» **本文**:
どうやら、なにやら、私を【敵】、と考えているみたいだ。
おかしいなあ、総会では、滝井さんの奥さんが一番、三葉さんに噛みついていたのに・・・。
19時になり、前回の総会出席者のうち、2名以外が集まった。
◆臨時役員会開始
「この臨時役員会は、共用部の保険についてです」
「共用部の保険は総会で保留になったはずのに、管理会社の三葉さんは更新だったと主張されています」
私の、この発言で臨時役員会を開始した。
「ここでの会話は、ボイスレコーダーで記録します。ご了承願います」
また滝井さんが吠える。
「なんだ、それは~!?」
「前回の総会が、【保留だった】と【承認された】というように、出席者の記憶が正反対になったのです。正確な議事録を書くために必要と判断しました」
「おお、おおお」
ちなみに私は、昔、超ブラック企業でもまれていたので、大声を出す人にひるんだりはしないんです。
慣れてるんです。
我がマンションは、このような会議は管理会社に任せきりだった。
当然のように、毎回、森さんが司会を務めていた。
しかし、私が司会を行った。これが本来なのだという思いからだった。
そんなことも、滝井さんは気に入らないのだろう。

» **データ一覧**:
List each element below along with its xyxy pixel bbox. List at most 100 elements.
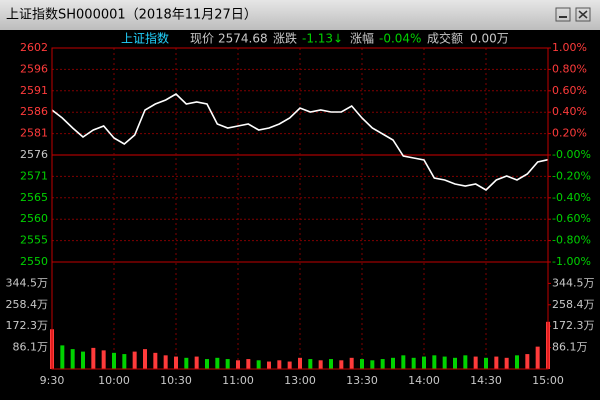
window-title: 上证指数SH000001（2018年11月27日） [6, 8, 257, 23]
volume-bar [411, 357, 416, 369]
volume-bar [370, 360, 375, 369]
x-tick-label: 13:00 [284, 374, 316, 387]
x-tick-label: 14:30 [470, 374, 502, 387]
volume-bar [122, 354, 127, 369]
volume-bar [318, 360, 323, 369]
quote-pct: -0.04% [379, 32, 421, 46]
volume-tick-label: 86.1万 [13, 341, 49, 354]
volume-tick-label: 172.3万 [552, 319, 595, 332]
volume-bar [112, 352, 116, 369]
x-tick-label: 14:00 [408, 374, 440, 387]
y-tick-label: 2571 [20, 169, 48, 182]
volume-bar [422, 356, 426, 369]
x-tick-label: 10:00 [98, 374, 130, 387]
volume-tick-label: 172.3万 [6, 319, 49, 332]
volume-bar [205, 359, 209, 369]
quote-change: -1.13↓ [302, 32, 343, 46]
volume-tick-label: 258.4万 [552, 298, 595, 311]
price-line [51, 93, 549, 191]
quote-price: 2574.68 [218, 32, 268, 46]
close-button[interactable] [575, 7, 591, 22]
y-tick-label: 2602 [20, 41, 48, 54]
volume-bar [246, 359, 251, 369]
volume-bar [225, 359, 230, 369]
volume-bar [81, 351, 85, 369]
volume-bar [504, 357, 509, 369]
y2-tick-label: 0.80% [552, 62, 587, 75]
volume-bar [143, 349, 147, 369]
volume-bar [391, 357, 395, 369]
quote-label: 涨幅 [350, 31, 374, 46]
volume-bar [267, 361, 271, 369]
quote-amount: 0.00万 [470, 32, 509, 46]
volume-bar [515, 355, 519, 369]
y-tick-label: 2596 [20, 62, 48, 75]
volume-bar [535, 346, 540, 369]
volume-bar [494, 356, 499, 369]
volume-bar [339, 360, 344, 369]
quote-label: 现价 [190, 32, 214, 46]
plot-frame [51, 47, 549, 370]
y2-tick-label: 0.20% [552, 127, 587, 140]
volume-bar [453, 357, 457, 369]
volume-bar [484, 357, 488, 369]
title-bar [0, 0, 600, 30]
y2-tick-label: -0.40% [552, 191, 591, 204]
quote-name: 上证指数 [121, 31, 169, 46]
y2-tick-label: -1.00% [552, 255, 591, 268]
y-tick-label: 2560 [20, 212, 48, 225]
volume-bar [194, 356, 199, 369]
y-tick-label: 2565 [20, 191, 48, 204]
quote-label: 成交额 [427, 31, 463, 46]
volume-bar [463, 355, 468, 369]
volume-bar [287, 361, 292, 369]
volume-tick-label: 86.1万 [552, 341, 588, 354]
y-tick-label: 2555 [20, 234, 48, 247]
volume-bar [277, 360, 282, 369]
volume-bar [380, 359, 385, 369]
volume-bar [349, 357, 354, 369]
y-tick-label: 2581 [20, 127, 48, 140]
x-tick-label: 15:00 [532, 374, 564, 387]
volume-tick-label: 344.5万 [6, 276, 49, 289]
volume-bar [401, 355, 406, 369]
volume-bar [174, 356, 178, 369]
volume-bar [215, 357, 220, 369]
volume-bar [360, 359, 364, 369]
quote-label: 涨跌 [273, 31, 297, 46]
button-frame[interactable] [555, 7, 571, 22]
volume-tick-label: 258.4万 [6, 298, 49, 311]
volume-bar [132, 351, 137, 369]
volume-bar [432, 355, 437, 369]
volume-bar [70, 349, 75, 369]
x-tick-label: 13:30 [346, 374, 378, 387]
y2-tick-label: -0.00% [552, 148, 591, 161]
x-tick-label: 9:30 [40, 374, 65, 387]
y-tick-label: 2591 [20, 84, 48, 97]
y-tick-label: 2550 [20, 255, 48, 268]
volume-bar [60, 345, 65, 369]
volume-bar [101, 350, 106, 369]
button-frame[interactable] [575, 7, 591, 22]
button-icon [578, 10, 588, 19]
y2-tick-label: 1.00% [552, 41, 587, 54]
volume-bar [442, 356, 447, 369]
volume-bar [473, 356, 478, 369]
volume-bar [163, 355, 168, 369]
y2-tick-label: 0.40% [552, 105, 587, 118]
volume-bar [153, 352, 158, 369]
y-tick-label: 2586 [20, 105, 48, 118]
volume-bar [308, 359, 313, 369]
volume-tick-label: 344.5万 [552, 276, 595, 289]
volume-bar [184, 357, 189, 369]
volume-bar [525, 354, 530, 369]
y2-tick-label: -0.80% [552, 234, 591, 247]
y2-tick-label: 0.60% [552, 84, 587, 97]
x-tick-label: 10:30 [160, 374, 192, 387]
minimize-button[interactable] [555, 7, 571, 22]
y2-tick-label: -0.60% [552, 212, 591, 225]
volume-bar [298, 357, 302, 369]
y2-tick-label: -0.20% [552, 169, 591, 182]
volume-bar [256, 360, 261, 369]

» **指示 1**:
臨時役員会についての本文で、役員会での会話は何によって記録されたか答えなさい。
» **指示 2**:
臨時役員会についての本文のうち、「また滝井さんが吠える。」から「しかし、私が司会を行った。これが本来なのだという思いからだった。」までをそのまま書き写しなさい。
» **指示 3**:
臨時役員会についての本文を、最後の文に続けて書き進めなさい。

» **正答 1**:
ボイスレコーダー

» **正答 2**:
また滝井さんが吠える。
「なんだ、それは~!?」
「前回の総会が、【保留だった】と【承認された】というように、出席者の記憶が正反対になったのです。正確な議事録を書くために必要と判断しました」
「おお、おおお」
ちなみに私は、昔、超ブラック企業でもまれていたので、大声を出す人にひるんだりはしないんです。
慣れてるんです。
我がマンションは、このような会議は管理会社に任せきりだった。
当然のように、毎回、森さんが司会を務めていた。
しかし、私が司会を行った。これが本来なのだという思いからだった。

» **正答 3**:
◆総会では保留だったのか、更新承認だったのか
「三葉の森さん。この緊急の臨時役員会は三葉さんの要望です。経緯の説明をお願いします」
「え~っと」と森さんは話しだした。
2名が更新に承認したと答えたらしい。それはいったい誰だ!と追及したい気持ちを堪えた。
6名が<記憶が定かではない>と答えたと、森さんは言った。
要するに、保留だったと言っているのは私だけだと。
おかしいことだらけなのだ。
ならば、なぜに「ハンコを押せないと」前期の理事3名は言ったのか。
幸い私は、今期の理事長だ。
たとえ1人でも、「それは総会の決定と違う」という主張で、理事長印の押印を拒否できる。
奥の手は、私にあるのだ。
1つ1つ、三葉の、森さんの【嘘】をボイスレコーダーに残すのだ。
先々の武器になるだろう。
まずは、ハンコを押せないと言ったはずの、前期理事の見解を確認しようと思った。
だが、そのタイミングで綿貫さんが発言した。
「共用部の保険の話は、間違いなく【保留】でした。議長が挙手で決を採りましたから」
綿貫さんは、新築時からの組合員で、滝井さんより古株だ。
そしていつも冷静。誠実で真面目。
総会にも、ほぼほぼ出席する意識の高い方だ。
それでいて、我が強くないので、印象がすごく良いのだ。話し方もソフトなのだ。
そんな、人徳者の綿貫さんの一言で、【保留】が事実と認定され、この議論は必要なくなった。
◆保険料の違い
森さんは、話を【無保険期間】に切り替えた。
「この無保険期間に、万が一があると大変なことになります」と説明した。
私は、その場合は管理会社の三葉の責任と考えている。
・マンション管理のプロが、235万円もの高額な保険を、代案も用意せずに【更新】ありきで総会に臨んだこと。
・総会の2日後が満期だったこと。
・そのことを、保留という決が出たのに、総会で明らかにしなかったこと。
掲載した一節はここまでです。